Retype every entry word for word.

*Data to use*
↓↓↓
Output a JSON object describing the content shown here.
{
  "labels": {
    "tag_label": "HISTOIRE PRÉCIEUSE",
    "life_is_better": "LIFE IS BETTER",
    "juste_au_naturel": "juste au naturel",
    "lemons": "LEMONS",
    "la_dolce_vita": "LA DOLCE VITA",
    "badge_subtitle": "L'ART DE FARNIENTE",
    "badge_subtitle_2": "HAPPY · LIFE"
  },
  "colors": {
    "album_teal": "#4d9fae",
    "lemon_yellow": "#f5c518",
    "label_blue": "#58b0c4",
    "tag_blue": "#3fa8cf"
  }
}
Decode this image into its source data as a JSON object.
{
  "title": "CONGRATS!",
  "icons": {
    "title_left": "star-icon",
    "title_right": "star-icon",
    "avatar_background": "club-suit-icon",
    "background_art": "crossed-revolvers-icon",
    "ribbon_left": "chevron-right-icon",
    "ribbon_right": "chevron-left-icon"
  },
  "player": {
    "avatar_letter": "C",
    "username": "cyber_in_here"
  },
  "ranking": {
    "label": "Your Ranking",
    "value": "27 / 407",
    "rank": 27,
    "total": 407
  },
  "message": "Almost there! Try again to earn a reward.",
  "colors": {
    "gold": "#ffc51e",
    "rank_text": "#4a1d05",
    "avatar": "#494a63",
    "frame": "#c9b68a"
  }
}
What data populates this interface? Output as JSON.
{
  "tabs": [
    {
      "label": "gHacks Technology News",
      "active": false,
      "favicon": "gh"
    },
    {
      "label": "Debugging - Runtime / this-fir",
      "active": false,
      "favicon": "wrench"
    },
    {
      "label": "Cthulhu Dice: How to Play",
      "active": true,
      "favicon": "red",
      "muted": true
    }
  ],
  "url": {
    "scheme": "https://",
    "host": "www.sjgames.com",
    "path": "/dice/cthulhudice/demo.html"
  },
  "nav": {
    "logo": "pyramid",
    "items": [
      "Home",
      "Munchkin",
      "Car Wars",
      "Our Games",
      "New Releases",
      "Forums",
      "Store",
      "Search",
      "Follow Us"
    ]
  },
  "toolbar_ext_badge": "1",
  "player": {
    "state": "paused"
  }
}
↑↑↑
*Task response*
Output a JSON object describing the content shown here.
{
  "labels": {
    "tag_label": "HISTOIRE PRÉCIEUSE",
    "life_is_better": "LIFE IS BETTER",
    "juste_au_naturel": "juste au naturel",
    "lemons": "LEMONS",
    "la_dolce_vita": "LA DOLCE VITA",
    "badge_subtitle": "L'ART DE FARNIENTE",
    "badge_subtitle_2": "HAPPY · LIFE"
  },
  "colors": {
    "album_teal": "#4d9fae",
    "lemon_yellow": "#f5c518",
    "label_blue": "#58b0c4",
    "tag_blue": "#3fa8cf"
  }
}
Decode this image into its source data as a JSON object.
{
  "title": "CONGRATS!",
  "icons": {
    "title_left": "star-icon",
    "title_right": "star-icon",
    "avatar_background": "club-suit-icon",
    "background_art": "crossed-revolvers-icon",
    "ribbon_left": "chevron-right-icon",
    "ribbon_right": "chevron-left-icon"
  },
  "player": {
    "avatar_letter": "C",
    "username": "cyber_in_here"
  },
  "ranking": {
    "label": "Your Ranking",
    "value": "27 / 407",
    "rank": 27,
    "total": 407
  },
  "message": "Almost there! Try again to earn a reward.",
  "colors": {
    "gold": "#ffc51e",
    "rank_text": "#4a1d05",
    "avatar": "#494a63",
    "frame": "#c9b68a"
  }
}
What data populates this interface? Output as JSON.
{
  "tabs": [
    {
      "label": "gHacks Technology News",
      "active": false,
      "favicon": "gh"
    },
    {
      "label": "Debugging - Runtime / this-fir",
      "active": false,
      "favicon": "wrench"
    },
    {
      "label": "Cthulhu Dice: How to Play",
      "active": true,
      "favicon": "red",
      "muted": true
    }
  ],
  "url": {
    "scheme": "https://",
    "host": "www.sjgames.com",
    "path": "/dice/cthulhudice/demo.html"
  },
  "nav": {
    "logo": "pyramid",
    "items": [
      "Home",
      "Munchkin",
      "Car Wars",
      "Our Games",
      "New Releases",
      "Forums",
      "Store",
      "Search",
      "Follow Us"
    ]
  },
  "toolbar_ext_badge": "1",
  "player": {
    "state": "paused"
  }
}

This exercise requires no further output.